Task ::
Exactly reproduce each line of the listing that follows.
·····
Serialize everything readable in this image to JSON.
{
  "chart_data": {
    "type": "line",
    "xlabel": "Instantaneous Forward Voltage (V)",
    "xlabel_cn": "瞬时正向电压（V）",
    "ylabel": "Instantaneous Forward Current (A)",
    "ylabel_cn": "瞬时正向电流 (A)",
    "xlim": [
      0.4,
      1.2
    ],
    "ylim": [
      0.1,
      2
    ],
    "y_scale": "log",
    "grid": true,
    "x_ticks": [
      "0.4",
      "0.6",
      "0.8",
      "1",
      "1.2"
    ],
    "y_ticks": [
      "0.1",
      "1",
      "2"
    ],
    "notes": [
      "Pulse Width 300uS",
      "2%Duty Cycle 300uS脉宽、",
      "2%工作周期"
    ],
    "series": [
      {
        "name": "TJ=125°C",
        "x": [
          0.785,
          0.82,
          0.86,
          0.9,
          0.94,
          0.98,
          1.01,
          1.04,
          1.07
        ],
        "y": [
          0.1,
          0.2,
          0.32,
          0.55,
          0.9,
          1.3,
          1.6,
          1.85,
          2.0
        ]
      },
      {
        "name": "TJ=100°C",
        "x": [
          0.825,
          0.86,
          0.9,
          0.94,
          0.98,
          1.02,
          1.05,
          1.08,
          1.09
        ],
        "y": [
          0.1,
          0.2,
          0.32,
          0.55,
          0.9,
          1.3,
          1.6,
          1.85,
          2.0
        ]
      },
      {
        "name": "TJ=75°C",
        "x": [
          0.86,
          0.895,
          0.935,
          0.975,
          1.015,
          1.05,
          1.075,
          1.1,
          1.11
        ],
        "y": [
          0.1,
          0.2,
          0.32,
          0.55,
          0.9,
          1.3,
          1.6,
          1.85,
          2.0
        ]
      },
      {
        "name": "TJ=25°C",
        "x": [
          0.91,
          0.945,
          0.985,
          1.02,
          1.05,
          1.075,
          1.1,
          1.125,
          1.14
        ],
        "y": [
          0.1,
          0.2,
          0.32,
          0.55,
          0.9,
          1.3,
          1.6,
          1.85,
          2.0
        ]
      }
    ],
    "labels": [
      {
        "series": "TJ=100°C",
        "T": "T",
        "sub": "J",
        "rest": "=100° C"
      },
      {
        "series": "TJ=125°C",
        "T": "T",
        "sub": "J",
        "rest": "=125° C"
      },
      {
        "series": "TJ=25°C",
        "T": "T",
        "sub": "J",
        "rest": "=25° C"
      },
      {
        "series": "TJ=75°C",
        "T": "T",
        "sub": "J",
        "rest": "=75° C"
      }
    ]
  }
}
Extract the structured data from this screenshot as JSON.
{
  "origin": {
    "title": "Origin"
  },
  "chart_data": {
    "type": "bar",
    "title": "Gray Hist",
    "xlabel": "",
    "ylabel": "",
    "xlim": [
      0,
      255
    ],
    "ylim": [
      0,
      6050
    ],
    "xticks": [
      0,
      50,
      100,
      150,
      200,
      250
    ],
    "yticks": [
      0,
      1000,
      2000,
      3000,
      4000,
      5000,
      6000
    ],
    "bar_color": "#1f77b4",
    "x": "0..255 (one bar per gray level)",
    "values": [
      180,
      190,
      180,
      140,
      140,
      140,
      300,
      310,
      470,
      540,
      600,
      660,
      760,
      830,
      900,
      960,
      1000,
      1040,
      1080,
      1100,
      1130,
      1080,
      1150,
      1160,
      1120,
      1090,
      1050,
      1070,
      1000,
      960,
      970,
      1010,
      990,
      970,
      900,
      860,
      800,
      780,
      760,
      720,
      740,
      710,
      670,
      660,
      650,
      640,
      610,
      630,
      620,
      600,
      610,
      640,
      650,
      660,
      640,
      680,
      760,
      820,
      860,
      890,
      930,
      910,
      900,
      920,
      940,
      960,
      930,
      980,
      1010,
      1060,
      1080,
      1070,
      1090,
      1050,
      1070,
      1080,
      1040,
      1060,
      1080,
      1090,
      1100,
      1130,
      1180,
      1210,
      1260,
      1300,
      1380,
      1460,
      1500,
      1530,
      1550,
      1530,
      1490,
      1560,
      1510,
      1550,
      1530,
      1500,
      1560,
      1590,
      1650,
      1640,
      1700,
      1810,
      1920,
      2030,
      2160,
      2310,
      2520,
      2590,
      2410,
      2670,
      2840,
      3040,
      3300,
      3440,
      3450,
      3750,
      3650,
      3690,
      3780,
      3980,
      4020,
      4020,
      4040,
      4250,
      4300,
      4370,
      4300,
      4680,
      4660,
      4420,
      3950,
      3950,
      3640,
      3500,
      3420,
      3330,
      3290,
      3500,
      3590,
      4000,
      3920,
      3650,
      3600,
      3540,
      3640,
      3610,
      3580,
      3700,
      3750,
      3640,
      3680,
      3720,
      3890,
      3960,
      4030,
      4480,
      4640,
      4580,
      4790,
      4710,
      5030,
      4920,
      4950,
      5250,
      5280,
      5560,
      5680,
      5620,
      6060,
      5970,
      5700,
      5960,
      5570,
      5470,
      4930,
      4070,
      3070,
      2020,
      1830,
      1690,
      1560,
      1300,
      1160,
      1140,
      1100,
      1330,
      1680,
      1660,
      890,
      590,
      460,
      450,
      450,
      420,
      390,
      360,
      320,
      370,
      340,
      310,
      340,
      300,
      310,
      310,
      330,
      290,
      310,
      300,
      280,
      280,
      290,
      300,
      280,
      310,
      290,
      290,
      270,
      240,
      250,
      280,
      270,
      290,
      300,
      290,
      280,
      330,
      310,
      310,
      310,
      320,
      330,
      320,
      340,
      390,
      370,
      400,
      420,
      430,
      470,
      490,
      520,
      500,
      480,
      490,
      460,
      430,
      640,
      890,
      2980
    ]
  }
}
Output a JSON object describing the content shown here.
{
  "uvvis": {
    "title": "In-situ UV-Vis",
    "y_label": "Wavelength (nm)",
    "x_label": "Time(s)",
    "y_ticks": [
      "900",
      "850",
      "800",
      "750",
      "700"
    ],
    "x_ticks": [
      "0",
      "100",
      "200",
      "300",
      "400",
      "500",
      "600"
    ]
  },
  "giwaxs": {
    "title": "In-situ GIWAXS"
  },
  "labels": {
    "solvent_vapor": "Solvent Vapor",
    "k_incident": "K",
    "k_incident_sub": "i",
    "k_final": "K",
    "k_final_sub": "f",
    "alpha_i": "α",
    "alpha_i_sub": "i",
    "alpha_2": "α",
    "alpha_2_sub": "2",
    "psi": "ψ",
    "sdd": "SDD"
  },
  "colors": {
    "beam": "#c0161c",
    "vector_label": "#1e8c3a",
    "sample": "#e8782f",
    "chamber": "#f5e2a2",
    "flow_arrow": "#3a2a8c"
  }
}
·····
Reply to the exercise ::
Serialize everything readable in this image to JSON.
{
  "chart_data": {
    "type": "line",
    "xlabel": "Instantaneous Forward Voltage (V)",
    "xlabel_cn": "瞬时正向电压（V）",
    "ylabel": "Instantaneous Forward Current (A)",
    "ylabel_cn": "瞬时正向电流 (A)",
    "xlim": [
      0.4,
      1.2
    ],
    "ylim": [
      0.1,
      2
    ],
    "y_scale": "log",
    "grid": true,
    "x_ticks": [
      "0.4",
      "0.6",
      "0.8",
      "1",
      "1.2"
    ],
    "y_ticks": [
      "0.1",
      "1",
      "2"
    ],
    "notes": [
      "Pulse Width 300uS",
      "2%Duty Cycle 300uS脉宽、",
      "2%工作周期"
    ],
    "series": [
      {
        "name": "TJ=125°C",
        "x": [
          0.785,
          0.82,
          0.86,
          0.9,
          0.94,
          0.98,
          1.01,
          1.04,
          1.07
        ],
        "y": [
          0.1,
          0.2,
          0.32,
          0.55,
          0.9,
          1.3,
          1.6,
          1.85,
          2.0
        ]
      },
      {
        "name": "TJ=100°C",
        "x": [
          0.825,
          0.86,
          0.9,
          0.94,
          0.98,
          1.02,
          1.05,
          1.08,
          1.09
        ],
        "y": [
          0.1,
          0.2,
          0.32,
          0.55,
          0.9,
          1.3,
          1.6,
          1.85,
          2.0
        ]
      },
      {
        "name": "TJ=75°C",
        "x": [
          0.86,
          0.895,
          0.935,
          0.975,
          1.015,
          1.05,
          1.075,
          1.1,
          1.11
        ],
        "y": [
          0.1,
          0.2,
          0.32,
          0.55,
          0.9,
          1.3,
          1.6,
          1.85,
          2.0
        ]
      },
      {
        "name": "TJ=25°C",
        "x": [
          0.91,
          0.945,
          0.985,
          1.02,
          1.05,
          1.075,
          1.1,
          1.125,
          1.14
        ],
        "y": [
          0.1,
          0.2,
          0.32,
          0.55,
          0.9,
          1.3,
          1.6,
          1.85,
          2.0
        ]
      }
    ],
    "labels": [
      {
        "series": "TJ=100°C",
        "T": "T",
        "sub": "J",
        "rest": "=100° C"
      },
      {
        "series": "TJ=125°C",
        "T": "T",
        "sub": "J",
        "rest": "=125° C"
      },
      {
        "series": "TJ=25°C",
        "T": "T",
        "sub": "J",
        "rest": "=25° C"
      },
      {
        "series": "TJ=75°C",
        "T": "T",
        "sub": "J",
        "rest": "=75° C"
      }
    ]
  }
}
Extract the structured data from this screenshot as JSON.
{
  "origin": {
    "title": "Origin"
  },
  "chart_data": {
    "type": "bar",
    "title": "Gray Hist",
    "xlabel": "",
    "ylabel": "",
    "xlim": [
      0,
      255
    ],
    "ylim": [
      0,
      6050
    ],
    "xticks": [
      0,
      50,
      100,
      150,
      200,
      250
    ],
    "yticks": [
      0,
      1000,
      2000,
      3000,
      4000,
      5000,
      6000
    ],
    "bar_color": "#1f77b4",
    "x": "0..255 (one bar per gray level)",
    "values": [
      180,
      190,
      180,
      140,
      140,
      140,
      300,
      310,
      470,
      540,
      600,
      660,
      760,
      830,
      900,
      960,
      1000,
      1040,
      1080,
      1100,
      1130,
      1080,
      1150,
      1160,
      1120,
      1090,
      1050,
      1070,
      1000,
      960,
      970,
      1010,
      990,
      970,
      900,
      860,
      800,
      780,
      760,
      720,
      740,
      710,
      670,
      660,
      650,
      640,
      610,
      630,
      620,
      600,
      610,
      640,
      650,
      660,
      640,
      680,
      760,
      820,
      860,
      890,
      930,
      910,
      900,
      920,
      940,
      960,
      930,
      980,
      1010,
      1060,
      1080,
      1070,
      1090,
      1050,
      1070,
      1080,
      1040,
      1060,
      1080,
      1090,
      1100,
      1130,
      1180,
      1210,
      1260,
      1300,
      1380,
      1460,
      1500,
      1530,
      1550,
      1530,
      1490,
      1560,
      1510,
      1550,
      1530,
      1500,
      1560,
      1590,
      1650,
      1640,
      1700,
      1810,
      1920,
      2030,
      2160,
      2310,
      2520,
      2590,
      2410,
      2670,
      2840,
      3040,
      3300,
      3440,
      3450,
      3750,
      3650,
      3690,
      3780,
      3980,
      4020,
      4020,
      4040,
      4250,
      4300,
      4370,
      4300,
      4680,
      4660,
      4420,
      3950,
      3950,
      3640,
      3500,
      3420,
      3330,
      3290,
      3500,
      3590,
      4000,
      3920,
      3650,
      3600,
      3540,
      3640,
      3610,
      3580,
      3700,
      3750,
      3640,
      3680,
      3720,
      3890,
      3960,
      4030,
      4480,
      4640,
      4580,
      4790,
      4710,
      5030,
      4920,
      4950,
      5250,
      5280,
      5560,
      5680,
      5620,
      6060,
      5970,
      5700,
      5960,
      5570,
      5470,
      4930,
      4070,
      3070,
      2020,
      1830,
      1690,
      1560,
      1300,
      1160,
      1140,
      1100,
      1330,
      1680,
      1660,
      890,
      590,
      460,
      450,
      450,
      420,
      390,
      360,
      320,
      370,
      340,
      310,
      340,
      300,
      310,
      310,
      330,
      290,
      310,
      300,
      280,
      280,
      290,
      300,
      280,
      310,
      290,
      290,
      270,
      240,
      250,
      280,
      270,
      290,
      300,
      290,
      280,
      330,
      310,
      310,
      310,
      320,
      330,
      320,
      340,
      390,
      370,
      400,
      420,
      430,
      470,
      490,
      520,
      500,
      480,
      490,
      460,
      430,
      640,
      890,
      2980
    ]
  }
}
Output a JSON object describing the content shown here.
{
  "uvvis": {
    "title": "In-situ UV-Vis",
    "y_label": "Wavelength (nm)",
    "x_label": "Time(s)",
    "y_ticks": [
      "900",
      "850",
      "800",
      "750",
      "700"
    ],
    "x_ticks": [
      "0",
      "100",
      "200",
      "300",
      "400",
      "500",
      "600"
    ]
  },
  "giwaxs": {
    "title": "In-situ GIWAXS"
  },
  "labels": {
    "solvent_vapor": "Solvent Vapor",
    "k_incident": "K",
    "k_incident_sub": "i",
    "k_final": "K",
    "k_final_sub": "f",
    "alpha_i": "α",
    "alpha_i_sub": "i",
    "alpha_2": "α",
    "alpha_2_sub": "2",
    "psi": "ψ",
    "sdd": "SDD"
  },
  "colors": {
    "beam": "#c0161c",
    "vector_label": "#1e8c3a",
    "sample": "#e8782f",
    "chamber": "#f5e2a2",
    "flow_arrow": "#3a2a8c"
  }
}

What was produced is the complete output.